Задание 1: Какой процесс, согласно фрагменту о космостроительстве, всегда противостоит созиданию Вселенной?
Задание 2: Продолжите фрагмент о космостроительстве и ритуале, начав сразу после его последнего предложения.

Процессу космостроительства, созиданию организованной по законам божественной гармонии Вселенной всегда противостоит обратный процесс — возвращение в хаос. Поэтому сотворенный мир нуждается в регулярном притоке теургической энергии и силы, вырвавших его из небытия, в постоянной защите и обновлении. «Развитие космогонического процесса, становление состоит не только в материальном заполнении мира, его вещественном оплотнении, но и в формировании функциональной структуры, специализации функций, постановке акцента на их операционном аспекте, выработке некоей общей концепции функциональной «онтологии», предполагающей учет всех опасностей, грозящих миру, всех средств по предотвращению этих угроз и умение соотносить одни с другими ... Говоря в общем, ситуация требует от человека готовности к ней и умения контролировать ее ... На этом пути человек неизбежно встречается с ритуалом»(60).

Сохранённые строки:
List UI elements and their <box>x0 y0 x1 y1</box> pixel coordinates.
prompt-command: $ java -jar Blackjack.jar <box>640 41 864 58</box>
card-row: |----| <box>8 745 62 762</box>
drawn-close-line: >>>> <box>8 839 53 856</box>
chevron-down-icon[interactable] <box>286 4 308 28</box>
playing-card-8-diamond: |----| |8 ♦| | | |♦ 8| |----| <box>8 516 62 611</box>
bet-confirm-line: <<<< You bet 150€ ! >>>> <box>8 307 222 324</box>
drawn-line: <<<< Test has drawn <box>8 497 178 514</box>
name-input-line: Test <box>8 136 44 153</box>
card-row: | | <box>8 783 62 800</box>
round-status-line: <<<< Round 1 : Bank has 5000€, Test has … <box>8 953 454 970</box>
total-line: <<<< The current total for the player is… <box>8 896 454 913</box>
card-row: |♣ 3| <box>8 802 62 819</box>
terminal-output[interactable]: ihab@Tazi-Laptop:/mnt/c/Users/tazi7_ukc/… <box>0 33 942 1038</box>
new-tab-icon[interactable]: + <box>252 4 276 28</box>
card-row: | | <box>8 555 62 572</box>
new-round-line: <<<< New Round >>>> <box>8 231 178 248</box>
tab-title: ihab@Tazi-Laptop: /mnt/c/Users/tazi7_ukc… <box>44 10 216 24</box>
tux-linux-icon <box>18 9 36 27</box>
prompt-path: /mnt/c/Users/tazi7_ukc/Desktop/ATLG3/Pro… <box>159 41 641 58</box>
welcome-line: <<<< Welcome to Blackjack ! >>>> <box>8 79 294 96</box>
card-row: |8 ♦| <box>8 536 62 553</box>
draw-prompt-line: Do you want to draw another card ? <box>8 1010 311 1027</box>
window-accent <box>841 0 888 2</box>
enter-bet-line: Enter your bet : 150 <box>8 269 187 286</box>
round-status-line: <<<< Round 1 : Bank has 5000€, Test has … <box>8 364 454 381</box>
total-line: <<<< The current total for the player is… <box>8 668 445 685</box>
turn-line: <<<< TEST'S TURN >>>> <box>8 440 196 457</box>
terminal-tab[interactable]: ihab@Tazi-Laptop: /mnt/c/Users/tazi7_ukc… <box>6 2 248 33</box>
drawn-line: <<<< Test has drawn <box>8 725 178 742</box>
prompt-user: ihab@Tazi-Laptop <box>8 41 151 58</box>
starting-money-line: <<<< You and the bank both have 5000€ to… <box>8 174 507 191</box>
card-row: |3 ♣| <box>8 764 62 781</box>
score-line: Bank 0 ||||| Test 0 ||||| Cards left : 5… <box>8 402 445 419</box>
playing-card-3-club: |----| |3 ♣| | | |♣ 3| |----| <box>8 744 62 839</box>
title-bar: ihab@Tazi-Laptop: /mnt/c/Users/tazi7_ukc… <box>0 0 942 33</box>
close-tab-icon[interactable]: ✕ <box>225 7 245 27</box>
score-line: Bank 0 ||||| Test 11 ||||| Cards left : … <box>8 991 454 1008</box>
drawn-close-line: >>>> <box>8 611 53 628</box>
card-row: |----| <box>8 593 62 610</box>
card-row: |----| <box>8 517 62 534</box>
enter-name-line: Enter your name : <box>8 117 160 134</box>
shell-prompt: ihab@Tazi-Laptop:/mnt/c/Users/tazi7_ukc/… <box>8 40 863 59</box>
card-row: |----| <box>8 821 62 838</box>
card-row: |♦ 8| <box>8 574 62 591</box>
* * *
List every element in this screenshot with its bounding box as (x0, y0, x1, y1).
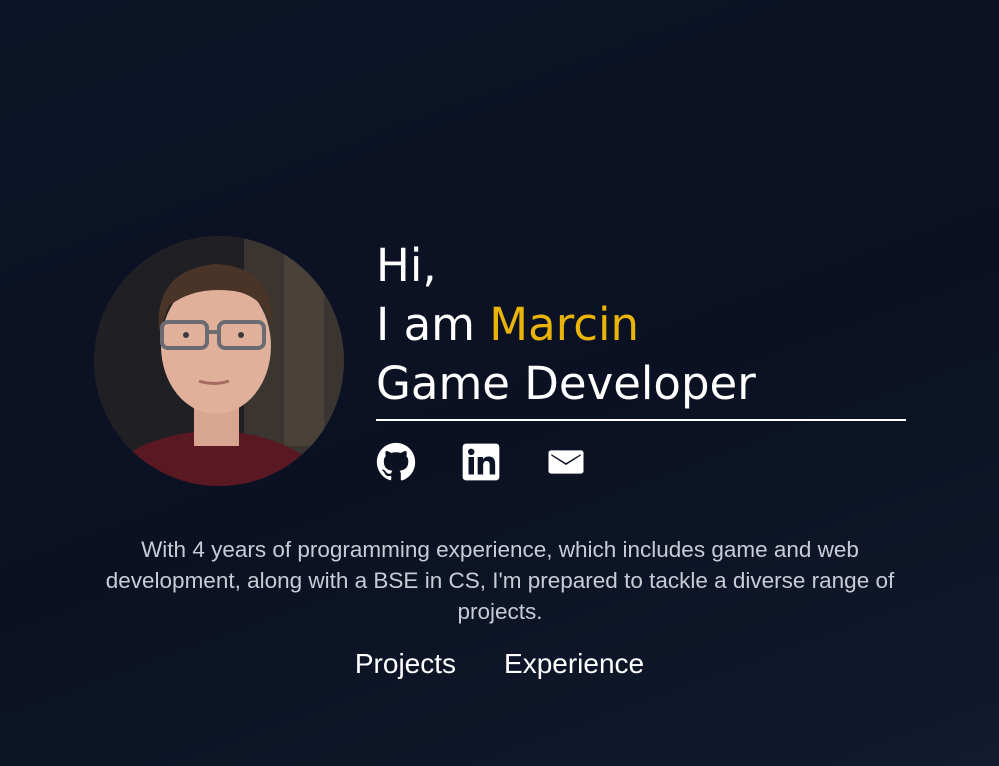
---
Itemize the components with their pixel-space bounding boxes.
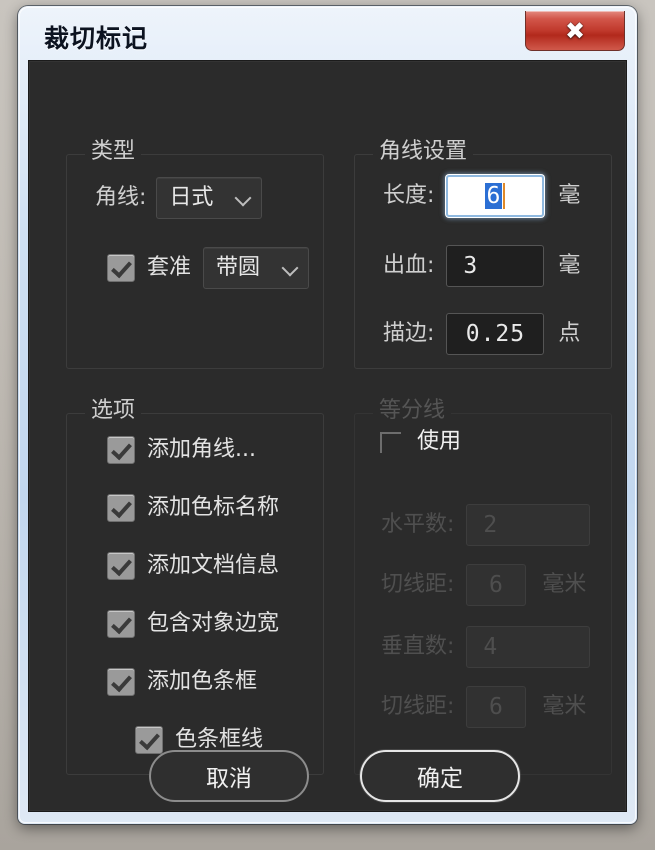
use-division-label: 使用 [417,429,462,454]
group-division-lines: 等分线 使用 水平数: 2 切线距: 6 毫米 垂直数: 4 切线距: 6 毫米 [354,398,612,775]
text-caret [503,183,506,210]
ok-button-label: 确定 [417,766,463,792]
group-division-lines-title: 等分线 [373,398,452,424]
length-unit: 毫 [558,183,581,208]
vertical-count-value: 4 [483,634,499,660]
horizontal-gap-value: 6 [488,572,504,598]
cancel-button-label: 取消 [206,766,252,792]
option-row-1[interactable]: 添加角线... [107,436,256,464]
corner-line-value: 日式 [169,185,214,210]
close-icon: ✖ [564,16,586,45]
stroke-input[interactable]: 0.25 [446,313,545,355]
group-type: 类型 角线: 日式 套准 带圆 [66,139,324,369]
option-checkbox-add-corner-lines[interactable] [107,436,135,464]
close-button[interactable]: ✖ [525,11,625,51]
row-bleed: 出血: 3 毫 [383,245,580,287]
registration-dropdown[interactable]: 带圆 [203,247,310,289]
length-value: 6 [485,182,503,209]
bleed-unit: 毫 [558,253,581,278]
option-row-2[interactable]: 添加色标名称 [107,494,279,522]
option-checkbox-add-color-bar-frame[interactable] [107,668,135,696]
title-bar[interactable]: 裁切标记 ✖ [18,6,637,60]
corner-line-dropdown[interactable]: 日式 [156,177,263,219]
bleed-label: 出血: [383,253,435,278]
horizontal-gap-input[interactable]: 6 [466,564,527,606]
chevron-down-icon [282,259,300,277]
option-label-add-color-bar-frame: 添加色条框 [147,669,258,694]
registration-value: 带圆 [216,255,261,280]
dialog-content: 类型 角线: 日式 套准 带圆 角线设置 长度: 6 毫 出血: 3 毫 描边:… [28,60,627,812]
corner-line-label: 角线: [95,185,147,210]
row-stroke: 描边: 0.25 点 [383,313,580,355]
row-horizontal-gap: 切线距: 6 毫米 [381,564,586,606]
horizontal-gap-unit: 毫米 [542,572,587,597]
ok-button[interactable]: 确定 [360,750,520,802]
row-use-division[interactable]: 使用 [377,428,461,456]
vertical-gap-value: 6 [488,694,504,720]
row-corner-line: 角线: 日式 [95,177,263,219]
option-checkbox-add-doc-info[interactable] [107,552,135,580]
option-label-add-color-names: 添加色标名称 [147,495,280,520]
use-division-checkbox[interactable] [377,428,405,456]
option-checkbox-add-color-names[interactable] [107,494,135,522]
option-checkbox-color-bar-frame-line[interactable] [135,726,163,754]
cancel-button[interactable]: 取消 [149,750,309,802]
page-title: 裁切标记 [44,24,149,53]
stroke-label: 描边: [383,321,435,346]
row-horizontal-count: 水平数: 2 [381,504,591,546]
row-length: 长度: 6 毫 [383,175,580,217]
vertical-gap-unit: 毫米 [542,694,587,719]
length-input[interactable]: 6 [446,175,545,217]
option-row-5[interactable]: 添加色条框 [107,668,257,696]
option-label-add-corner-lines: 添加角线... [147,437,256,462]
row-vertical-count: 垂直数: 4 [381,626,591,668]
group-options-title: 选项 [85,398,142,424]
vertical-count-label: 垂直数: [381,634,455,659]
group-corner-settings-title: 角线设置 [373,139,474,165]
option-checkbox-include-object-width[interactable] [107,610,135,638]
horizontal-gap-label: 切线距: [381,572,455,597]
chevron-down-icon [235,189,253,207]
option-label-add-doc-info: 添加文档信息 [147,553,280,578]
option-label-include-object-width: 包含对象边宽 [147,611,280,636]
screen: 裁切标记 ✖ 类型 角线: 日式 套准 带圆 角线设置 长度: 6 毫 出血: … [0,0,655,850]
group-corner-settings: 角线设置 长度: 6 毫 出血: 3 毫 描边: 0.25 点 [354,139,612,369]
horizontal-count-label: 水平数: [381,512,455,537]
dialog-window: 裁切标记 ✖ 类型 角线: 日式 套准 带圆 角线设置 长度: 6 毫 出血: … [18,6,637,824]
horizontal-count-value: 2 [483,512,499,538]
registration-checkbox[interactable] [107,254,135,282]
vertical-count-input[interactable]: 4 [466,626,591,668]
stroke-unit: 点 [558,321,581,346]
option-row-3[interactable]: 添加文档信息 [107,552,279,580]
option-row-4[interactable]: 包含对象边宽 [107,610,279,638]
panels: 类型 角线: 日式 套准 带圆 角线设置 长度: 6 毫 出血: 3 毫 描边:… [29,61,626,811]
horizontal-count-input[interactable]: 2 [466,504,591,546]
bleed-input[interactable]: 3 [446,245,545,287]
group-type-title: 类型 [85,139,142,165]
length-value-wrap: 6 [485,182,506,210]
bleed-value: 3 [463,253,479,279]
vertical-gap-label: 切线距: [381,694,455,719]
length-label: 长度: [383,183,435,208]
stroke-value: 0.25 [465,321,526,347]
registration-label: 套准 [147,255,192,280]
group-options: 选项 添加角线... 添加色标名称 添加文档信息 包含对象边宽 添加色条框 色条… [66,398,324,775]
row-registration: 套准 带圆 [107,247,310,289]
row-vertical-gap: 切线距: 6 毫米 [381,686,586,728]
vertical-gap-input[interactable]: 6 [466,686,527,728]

Ответ 1: Возвращение в хаос.

Ответ 2:
Ритуал воссоздавал тот порубежный момент, когда из хаоса возникал космос, и как бы заново возрождал то, что возникло в акте творения. Он позволил человеку стать сопричастным сакральной энергии Творца, дал возможность защитить мир и дух свой от распада и гибели.

Цикличность ритуала, его регулярная повторяемость соответствовала годовому космическому круговращению, и подчеркивая, и усиливая его. В результате происходило четкое упорядочивание времени и пространства человеческой жизни — она включалась в единый вселенский ритм, звучала в «унисон» с космосом. Ритуал определял место и деятельность человека внутри вселенской композиционной схемы, обеспечивал преемственность бытия, связывая пра-время и пра-пространство с сегодняшним днем. Он давал переживание «целостности бытия и целостности знания о нем, понимаемое как благо и отсылающее к идее божественного как носителя этого блага»(61).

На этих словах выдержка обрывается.